TASK OBJECTIVE:
All the data must come back unchanged, except that pictures are left out.

=====

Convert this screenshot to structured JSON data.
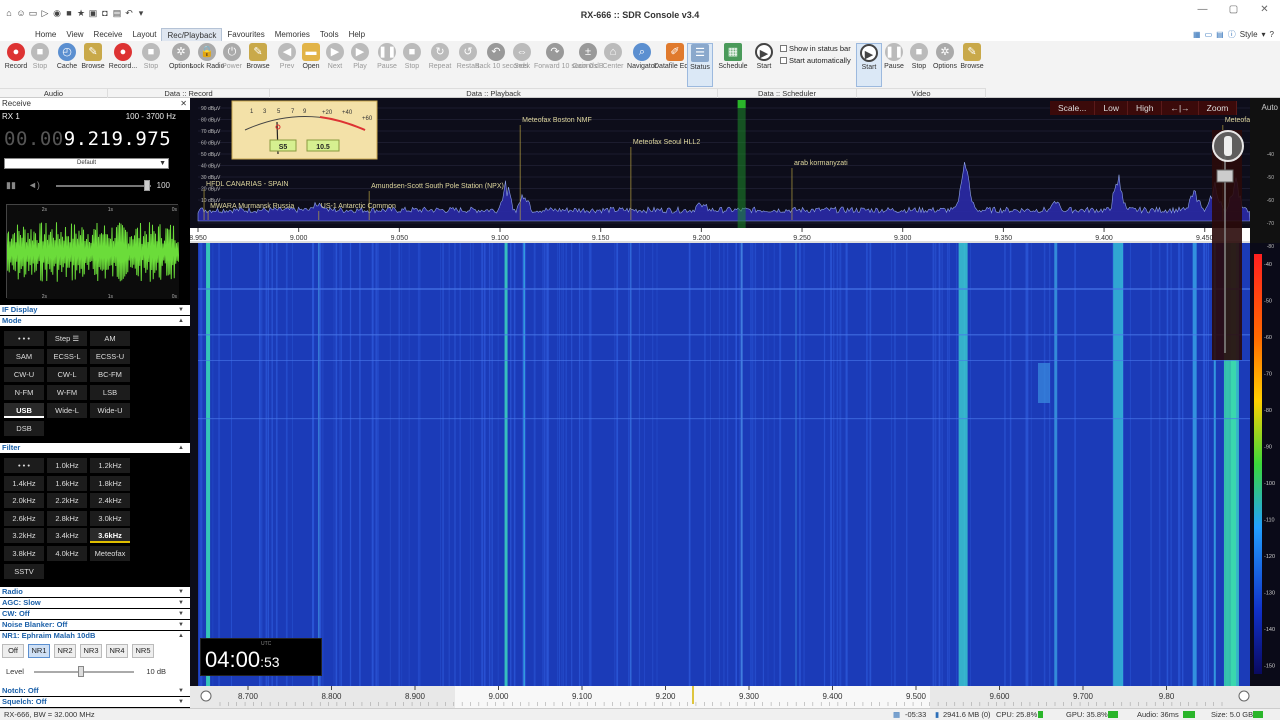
{
  "window": {
    "title": "RX-666 :: SDR Console v3.4"
  },
  "menu": {
    "items": [
      "Home",
      "View",
      "Receive",
      "Layout",
      "Rec/Playback",
      "Favourites",
      "Memories",
      "Tools",
      "Help"
    ],
    "active": "Rec/Playback",
    "style_label": "Style"
  },
  "ribbon": {
    "buttons": [
      {
        "label": "Record",
        "icon": "record-icon"
      },
      {
        "label": "Stop",
        "icon": "stop-icon"
      },
      {
        "label": "Cache",
        "icon": "cache-icon"
      },
      {
        "label": "Browse",
        "icon": "browse-icon"
      },
      {
        "label": "Record...",
        "icon": "record-icon"
      },
      {
        "label": "Stop",
        "icon": "stop-icon"
      },
      {
        "label": "Options",
        "icon": "gear-icon"
      },
      {
        "label": "Lock Radio",
        "icon": "lock-icon"
      },
      {
        "label": "Power",
        "icon": "power-icon"
      },
      {
        "label": "Browse",
        "icon": "browse-icon"
      },
      {
        "label": "Prev",
        "icon": "prev-icon"
      },
      {
        "label": "Open",
        "icon": "folder-icon"
      },
      {
        "label": "Next",
        "icon": "next-icon"
      },
      {
        "label": "Play",
        "icon": "play-icon"
      },
      {
        "label": "Pause",
        "icon": "pause-icon"
      },
      {
        "label": "Stop",
        "icon": "stop-icon"
      },
      {
        "label": "Repeat",
        "icon": "repeat-icon"
      },
      {
        "label": "Restart",
        "icon": "restart-icon"
      },
      {
        "label": "Back 10 seconds",
        "icon": "back-icon"
      },
      {
        "label": "Seek",
        "icon": "seek-icon"
      },
      {
        "label": "Forward 10 seconds",
        "icon": "forward-icon"
      },
      {
        "label": "Gain 0 dB",
        "icon": "gain-icon"
      },
      {
        "label": "Center",
        "icon": "center-icon"
      },
      {
        "label": "Navigator",
        "icon": "navigator-icon"
      },
      {
        "label": "Datafile Editor",
        "icon": "editor-icon"
      },
      {
        "label": "Status",
        "icon": "status-icon"
      },
      {
        "label": "Schedule",
        "icon": "schedule-icon"
      },
      {
        "label": "Start",
        "icon": "start-icon"
      },
      {
        "label": "Start",
        "icon": "start-icon"
      },
      {
        "label": "Pause",
        "icon": "pause-icon"
      },
      {
        "label": "Stop",
        "icon": "stop-icon"
      },
      {
        "label": "Options",
        "icon": "gear-icon"
      },
      {
        "label": "Browse",
        "icon": "browse-icon"
      }
    ],
    "groups": [
      "Audio",
      "Data :: Record",
      "Data :: Playback",
      "Data :: Scheduler",
      "Video"
    ],
    "show_in_status_bar": "Show in status bar",
    "start_automatically": "Start automatically"
  },
  "receive_panel": {
    "header": "Receive",
    "rx": "RX 1",
    "range": "100 - 3700 Hz",
    "freq_dim": "00.00",
    "freq_main": "9.219.975",
    "dropdown": "Default",
    "volume": "100",
    "sections": {
      "if_display": "IF Display",
      "mode": "Mode",
      "filter": "Filter",
      "radio": "Radio",
      "agc": "AGC: Slow",
      "cw": "CW: Off",
      "noise_blanker": "Noise Blanker: Off",
      "nr1": "NR1: Ephraim Malah 10dB",
      "level": "Level",
      "level_value": "10 dB",
      "notch": "Notch: Off",
      "squelch": "Squelch: Off"
    },
    "modes": [
      "• • •",
      "Step ☰",
      "AM",
      "SAM",
      "ECSS-L",
      "ECSS-U",
      "CW-U",
      "CW-L",
      "BC-FM",
      "N-FM",
      "W-FM",
      "LSB",
      "USB",
      "Wide-L",
      "Wide-U",
      "DSB"
    ],
    "filters": [
      "• • •",
      "1.0kHz",
      "1.2kHz",
      "1.4kHz",
      "1.6kHz",
      "1.8kHz",
      "2.0kHz",
      "2.2kHz",
      "2.4kHz",
      "2.6kHz",
      "2.8kHz",
      "3.0kHz",
      "3.2kHz",
      "3.4kHz",
      "3.6kHz",
      "3.8kHz",
      "4.0kHz",
      "Meteofax",
      "SSTV"
    ],
    "nr_buttons": [
      "Off",
      "NR1",
      "NR2",
      "NR3",
      "NR4",
      "NR5"
    ],
    "scope_ticks": [
      "2s",
      "1s",
      "0s"
    ]
  },
  "spectrum": {
    "top_buttons": [
      "Scale...",
      "Low",
      "High",
      "←|→",
      "Zoom"
    ],
    "auto": "Auto",
    "db_scale": [
      "90 dBµV",
      "80 dBµV",
      "70 dBµV",
      "60 dBµV",
      "50 dBµV",
      "40 dBµV",
      "30 dBµV",
      "20 dBµV",
      "10 dBµV"
    ],
    "freq_ticks": [
      "8.950",
      "9.000",
      "9.050",
      "9.100",
      "9.150",
      "9.200",
      "9.250",
      "9.300",
      "9.350",
      "9.400",
      "9.450"
    ],
    "bottom_ticks": [
      "8.700",
      "8.800",
      "8.900",
      "9.000",
      "9.100",
      "9.200",
      "9.300",
      "9.400",
      "9.500",
      "9.600",
      "9.700",
      "9.80"
    ],
    "labels": [
      {
        "text": "Meteofax Boston NMF",
        "freq": 9.11
      },
      {
        "text": "Meteofax Seoul HLL2",
        "freq": 9.165
      },
      {
        "text": "arab kormanyzati",
        "freq": 9.245
      },
      {
        "text": "HFDL CANARIAS - SPAIN",
        "freq": 8.953
      },
      {
        "text": "Amundsen-Scott South Pole Station (NPX)",
        "freq": 9.035
      },
      {
        "text": "MWARA Murmansk Russia",
        "freq": 8.955
      },
      {
        "text": "US-1 Antarctic Common",
        "freq": 9.01
      },
      {
        "text": "Meteofax Wellington",
        "freq": 9.459
      }
    ],
    "right_scale": [
      "-40",
      "-50",
      "-60",
      "-70",
      "-80",
      "-90",
      "-100",
      "-110",
      "-120",
      "-130",
      "-140",
      "-150"
    ],
    "meter_s": "S5",
    "meter_val": "10.5",
    "clock_utc": "UTC",
    "clock_hm": "04:00",
    "clock_s": ":53"
  },
  "status": {
    "left": "RX-666, BW = 32.000 MHz",
    "time": "-05:33",
    "mem": "2941.6 MB (0)",
    "cpu": "CPU: 25.8%",
    "gpu": "GPU: 35.8%",
    "audio": "Audio: 36ms",
    "size": "Size: 5.0 GB"
  }
}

=====

ANSWER TO THE TASK:
Convert this screenshot to structured JSON data.
{
  "window": {
    "title": "RX-666 :: SDR Console v3.4"
  },
  "menu": {
    "items": [
      "Home",
      "View",
      "Receive",
      "Layout",
      "Rec/Playback",
      "Favourites",
      "Memories",
      "Tools",
      "Help"
    ],
    "active": "Rec/Playback",
    "style_label": "Style"
  },
  "ribbon": {
    "buttons": [
      {
        "label": "Record",
        "icon": "record-icon"
      },
      {
        "label": "Stop",
        "icon": "stop-icon"
      },
      {
        "label": "Cache",
        "icon": "cache-icon"
      },
      {
        "label": "Browse",
        "icon": "browse-icon"
      },
      {
        "label": "Record...",
        "icon": "record-icon"
      },
      {
        "label": "Stop",
        "icon": "stop-icon"
      },
      {
        "label": "Options",
        "icon": "gear-icon"
      },
      {
        "label": "Lock Radio",
        "icon": "lock-icon"
      },
      {
        "label": "Power",
        "icon": "power-icon"
      },
      {
        "label": "Browse",
        "icon": "browse-icon"
      },
      {
        "label": "Prev",
        "icon": "prev-icon"
      },
      {
        "label": "Open",
        "icon": "folder-icon"
      },
      {
        "label": "Next",
        "icon": "next-icon"
      },
      {
        "label": "Play",
        "icon": "play-icon"
      },
      {
        "label": "Pause",
        "icon": "pause-icon"
      },
      {
        "label": "Stop",
        "icon": "stop-icon"
      },
      {
        "label": "Repeat",
        "icon": "repeat-icon"
      },
      {
        "label": "Restart",
        "icon": "restart-icon"
      },
      {
        "label": "Back 10 seconds",
        "icon": "back-icon"
      },
      {
        "label": "Seek",
        "icon": "seek-icon"
      },
      {
        "label": "Forward 10 seconds",
        "icon": "forward-icon"
      },
      {
        "label": "Gain 0 dB",
        "icon": "gain-icon"
      },
      {
        "label": "Center",
        "icon": "center-icon"
      },
      {
        "label": "Navigator",
        "icon": "navigator-icon"
      },
      {
        "label": "Datafile Editor",
        "icon": "editor-icon"
      },
      {
        "label": "Status",
        "icon": "status-icon"
      },
      {
        "label": "Schedule",
        "icon": "schedule-icon"
      },
      {
        "label": "Start",
        "icon": "start-icon"
      },
      {
        "label": "Start",
        "icon": "start-icon"
      },
      {
        "label": "Pause",
        "icon": "pause-icon"
      },
      {
        "label": "Stop",
        "icon": "stop-icon"
      },
      {
        "label": "Options",
        "icon": "gear-icon"
      },
      {
        "label": "Browse",
        "icon": "browse-icon"
      }
    ],
    "groups": [
      "Audio",
      "Data :: Record",
      "Data :: Playback",
      "Data :: Scheduler",
      "Video"
    ],
    "show_in_status_bar": "Show in status bar",
    "start_automatically": "Start automatically"
  },
  "receive_panel": {
    "header": "Receive",
    "rx": "RX 1",
    "range": "100 - 3700 Hz",
    "freq_dim": "00.00",
    "freq_main": "9.219.975",
    "dropdown": "Default",
    "volume": "100",
    "sections": {
      "if_display": "IF Display",
      "mode": "Mode",
      "filter": "Filter",
      "radio": "Radio",
      "agc": "AGC: Slow",
      "cw": "CW: Off",
      "noise_blanker": "Noise Blanker: Off",
      "nr1": "NR1: Ephraim Malah 10dB",
      "level": "Level",
      "level_value": "10 dB",
      "notch": "Notch: Off",
      "squelch": "Squelch: Off"
    },
    "modes": [
      "• • •",
      "Step ☰",
      "AM",
      "SAM",
      "ECSS-L",
      "ECSS-U",
      "CW-U",
      "CW-L",
      "BC-FM",
      "N-FM",
      "W-FM",
      "LSB",
      "USB",
      "Wide-L",
      "Wide-U",
      "DSB"
    ],
    "filters": [
      "• • •",
      "1.0kHz",
      "1.2kHz",
      "1.4kHz",
      "1.6kHz",
      "1.8kHz",
      "2.0kHz",
      "2.2kHz",
      "2.4kHz",
      "2.6kHz",
      "2.8kHz",
      "3.0kHz",
      "3.2kHz",
      "3.4kHz",
      "3.6kHz",
      "3.8kHz",
      "4.0kHz",
      "Meteofax",
      "SSTV"
    ],
    "nr_buttons": [
      "Off",
      "NR1",
      "NR2",
      "NR3",
      "NR4",
      "NR5"
    ],
    "scope_ticks": [
      "2s",
      "1s",
      "0s"
    ]
  },
  "spectrum": {
    "top_buttons": [
      "Scale...",
      "Low",
      "High",
      "←|→",
      "Zoom"
    ],
    "auto": "Auto",
    "db_scale": [
      "90 dBµV",
      "80 dBµV",
      "70 dBµV",
      "60 dBµV",
      "50 dBµV",
      "40 dBµV",
      "30 dBµV",
      "20 dBµV",
      "10 dBµV"
    ],
    "freq_ticks": [
      "8.950",
      "9.000",
      "9.050",
      "9.100",
      "9.150",
      "9.200",
      "9.250",
      "9.300",
      "9.350",
      "9.400",
      "9.450"
    ],
    "bottom_ticks": [
      "8.700",
      "8.800",
      "8.900",
      "9.000",
      "9.100",
      "9.200",
      "9.300",
      "9.400",
      "9.500",
      "9.600",
      "9.700",
      "9.80"
    ],
    "labels": [
      {
        "text": "Meteofax Boston NMF",
        "freq": 9.11
      },
      {
        "text": "Meteofax Seoul HLL2",
        "freq": 9.165
      },
      {
        "text": "arab kormanyzati",
        "freq": 9.245
      },
      {
        "text": "HFDL CANARIAS - SPAIN",
        "freq": 8.953
      },
      {
        "text": "Amundsen-Scott South Pole Station (NPX)",
        "freq": 9.035
      },
      {
        "text": "MWARA Murmansk Russia",
        "freq": 8.955
      },
      {
        "text": "US-1 Antarctic Common",
        "freq": 9.01
      },
      {
        "text": "Meteofax Wellington",
        "freq": 9.459
      }
    ],
    "right_scale": [
      "-40",
      "-50",
      "-60",
      "-70",
      "-80",
      "-90",
      "-100",
      "-110",
      "-120",
      "-130",
      "-140",
      "-150"
    ],
    "meter_s": "S5",
    "meter_val": "10.5",
    "clock_utc": "UTC",
    "clock_hm": "04:00",
    "clock_s": ":53"
  },
  "status": {
    "left": "RX-666, BW = 32.000 MHz",
    "time": "-05:33",
    "mem": "2941.6 MB (0)",
    "cpu": "CPU: 25.8%",
    "gpu": "GPU: 35.8%",
    "audio": "Audio: 36ms",
    "size": "Size: 5.0 GB"
  }
}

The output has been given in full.